• How to complete this task
In the discussion about importing BGP routes in Cilium, how many RFCs does the BIRD configuration for BGP reference?

• Source passage
Also, I'm not sure we're ready for introducing another speaker since it doubles the maintenance cost. For example, when we introduce any new feature, we need to make sure it works for both speakers. I'm not sure if it's worth having that cost just for importing the route.

Dynamically starting a container with BIRD based on the Cilium's configuration bgpControlPlane.enabled alone may not be possible. In that case, we could always spin up an instance of BIRD but that may be wasteful.

This is possible with Helm's subchart feature for example. You can maintain your own parent Chart that packages Cilium's Chart and you can refer to the Cilium's Helm values and conditionally render the BIRD DaemonSet.

This still doesn't solve the problem of two orchestrators. You still need to render the BIRD's configuration by yourself, but I'd say it's much easier than adopting BGP Control Plane APIs. You don't need to deal with supporting all the configuration knobs of BGP Control Plane APIs unnecessary for you.

joestringer commented 4 days ago

It was great to meet you last week @dswaffordcw , this idea to also perform route imports in addition to the route exports is an interesting use case to consider, as it also makes different assumptions about the underlying network than the existing use cases.

At least from my perspective, I'm not yet fully sure about the scope of desired changes for route learning and how far into implementing BGP we would need to go, or how much abstraction we would need to build in order to grant users the flexibility they'd like in route configuration. Considering the bird configuration for BGP references 35 RFCs and has dozens of pages of configuration guide, it's a little hard to understand what is "good enough" for an abstraction if we extend the Cilium APIs to solve this use case. Probably we need the proposal to get a bit more concrete in order to explore that question.

I thought that as an initial step, it could help to deploy a BIRD sidecar with Cilium, which would ideally provide the capabilities without too much development effort. Often folks who come to Cilium looking for BGP are already well familiar with existing BGP daemons, so in a sense I figured that this would minimize the change in configuration language for users already familiar with BGP. An example issue/discussion/blog in the community with the full configuration / steps could also help to demonstrate the use case and help us figure out exactly how much of the defined BGP functionality we are looking to implement in Cilium APIs. By itself this could already be useful, even if the usability is not yet ideal. That could then serve as a basis for furthering this CFP.

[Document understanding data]
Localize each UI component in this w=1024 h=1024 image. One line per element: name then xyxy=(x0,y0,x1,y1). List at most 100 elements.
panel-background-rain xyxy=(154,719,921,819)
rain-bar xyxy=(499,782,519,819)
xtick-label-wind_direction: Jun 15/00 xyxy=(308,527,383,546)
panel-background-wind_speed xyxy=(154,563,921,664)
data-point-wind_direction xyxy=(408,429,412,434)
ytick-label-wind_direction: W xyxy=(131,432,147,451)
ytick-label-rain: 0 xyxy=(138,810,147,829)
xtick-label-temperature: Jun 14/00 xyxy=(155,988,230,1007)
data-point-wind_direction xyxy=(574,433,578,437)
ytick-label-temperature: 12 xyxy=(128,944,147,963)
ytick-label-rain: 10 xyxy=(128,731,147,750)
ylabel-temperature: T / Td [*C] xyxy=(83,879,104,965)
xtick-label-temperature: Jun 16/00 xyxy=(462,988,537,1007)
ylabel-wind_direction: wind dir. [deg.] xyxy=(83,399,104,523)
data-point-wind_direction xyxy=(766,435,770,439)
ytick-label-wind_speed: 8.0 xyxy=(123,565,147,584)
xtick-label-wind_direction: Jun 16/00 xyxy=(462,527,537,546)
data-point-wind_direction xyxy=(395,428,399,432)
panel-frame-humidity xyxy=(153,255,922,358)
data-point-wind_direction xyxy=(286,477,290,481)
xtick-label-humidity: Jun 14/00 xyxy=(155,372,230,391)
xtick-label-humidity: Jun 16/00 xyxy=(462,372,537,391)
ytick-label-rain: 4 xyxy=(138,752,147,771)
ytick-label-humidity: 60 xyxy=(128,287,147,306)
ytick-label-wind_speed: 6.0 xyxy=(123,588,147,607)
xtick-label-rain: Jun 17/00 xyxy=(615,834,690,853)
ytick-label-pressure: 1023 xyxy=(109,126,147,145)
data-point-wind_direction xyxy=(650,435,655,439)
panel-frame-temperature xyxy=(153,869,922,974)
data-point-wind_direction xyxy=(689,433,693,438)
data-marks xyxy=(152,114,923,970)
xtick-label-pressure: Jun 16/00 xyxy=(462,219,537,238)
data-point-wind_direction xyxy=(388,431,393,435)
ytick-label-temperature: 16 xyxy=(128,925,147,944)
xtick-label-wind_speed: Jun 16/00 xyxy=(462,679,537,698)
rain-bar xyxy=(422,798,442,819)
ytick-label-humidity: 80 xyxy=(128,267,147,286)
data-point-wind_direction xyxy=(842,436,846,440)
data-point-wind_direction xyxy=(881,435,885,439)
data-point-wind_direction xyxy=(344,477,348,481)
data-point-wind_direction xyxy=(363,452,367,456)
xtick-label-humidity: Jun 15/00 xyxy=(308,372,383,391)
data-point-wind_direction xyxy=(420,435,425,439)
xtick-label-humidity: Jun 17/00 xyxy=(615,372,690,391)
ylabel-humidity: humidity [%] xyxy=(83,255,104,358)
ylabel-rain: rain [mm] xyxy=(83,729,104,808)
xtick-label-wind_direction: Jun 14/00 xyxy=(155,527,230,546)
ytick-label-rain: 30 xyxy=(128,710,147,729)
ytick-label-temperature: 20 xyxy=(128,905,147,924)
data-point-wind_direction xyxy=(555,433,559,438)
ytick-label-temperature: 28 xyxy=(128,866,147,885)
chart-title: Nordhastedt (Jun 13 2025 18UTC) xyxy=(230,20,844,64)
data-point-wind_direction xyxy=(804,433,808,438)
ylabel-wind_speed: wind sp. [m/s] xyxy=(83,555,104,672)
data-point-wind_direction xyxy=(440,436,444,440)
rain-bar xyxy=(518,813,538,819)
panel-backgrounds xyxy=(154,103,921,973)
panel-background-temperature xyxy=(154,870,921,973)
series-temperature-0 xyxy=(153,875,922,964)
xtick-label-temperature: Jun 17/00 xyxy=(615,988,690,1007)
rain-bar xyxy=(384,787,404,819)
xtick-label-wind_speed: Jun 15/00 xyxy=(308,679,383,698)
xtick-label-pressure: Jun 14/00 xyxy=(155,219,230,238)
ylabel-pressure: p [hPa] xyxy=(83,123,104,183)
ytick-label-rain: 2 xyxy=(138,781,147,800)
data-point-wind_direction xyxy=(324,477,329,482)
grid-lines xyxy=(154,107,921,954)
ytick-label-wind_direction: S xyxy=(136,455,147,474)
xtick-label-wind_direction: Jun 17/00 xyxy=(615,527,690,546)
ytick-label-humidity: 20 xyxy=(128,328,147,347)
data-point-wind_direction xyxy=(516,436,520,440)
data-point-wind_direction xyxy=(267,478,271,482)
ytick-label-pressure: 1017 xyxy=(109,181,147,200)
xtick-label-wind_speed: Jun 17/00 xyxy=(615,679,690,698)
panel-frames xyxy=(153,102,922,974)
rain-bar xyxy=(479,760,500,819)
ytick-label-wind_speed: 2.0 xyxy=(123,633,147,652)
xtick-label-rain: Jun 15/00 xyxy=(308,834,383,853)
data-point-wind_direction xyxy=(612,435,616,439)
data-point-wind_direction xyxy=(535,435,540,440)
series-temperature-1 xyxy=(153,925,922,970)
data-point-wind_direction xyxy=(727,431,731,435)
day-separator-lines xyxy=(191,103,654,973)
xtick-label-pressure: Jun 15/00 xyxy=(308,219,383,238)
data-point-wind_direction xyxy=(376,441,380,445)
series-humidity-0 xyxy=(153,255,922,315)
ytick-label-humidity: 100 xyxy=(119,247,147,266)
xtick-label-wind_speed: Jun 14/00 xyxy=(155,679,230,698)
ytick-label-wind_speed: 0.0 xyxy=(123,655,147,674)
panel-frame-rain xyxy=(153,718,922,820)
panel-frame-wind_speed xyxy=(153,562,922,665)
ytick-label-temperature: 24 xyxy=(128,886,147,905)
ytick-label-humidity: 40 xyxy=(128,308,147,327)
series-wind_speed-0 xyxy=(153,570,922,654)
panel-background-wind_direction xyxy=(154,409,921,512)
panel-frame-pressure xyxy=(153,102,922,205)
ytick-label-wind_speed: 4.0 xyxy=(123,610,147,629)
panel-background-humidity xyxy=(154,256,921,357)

• Task solution
35 RFCs.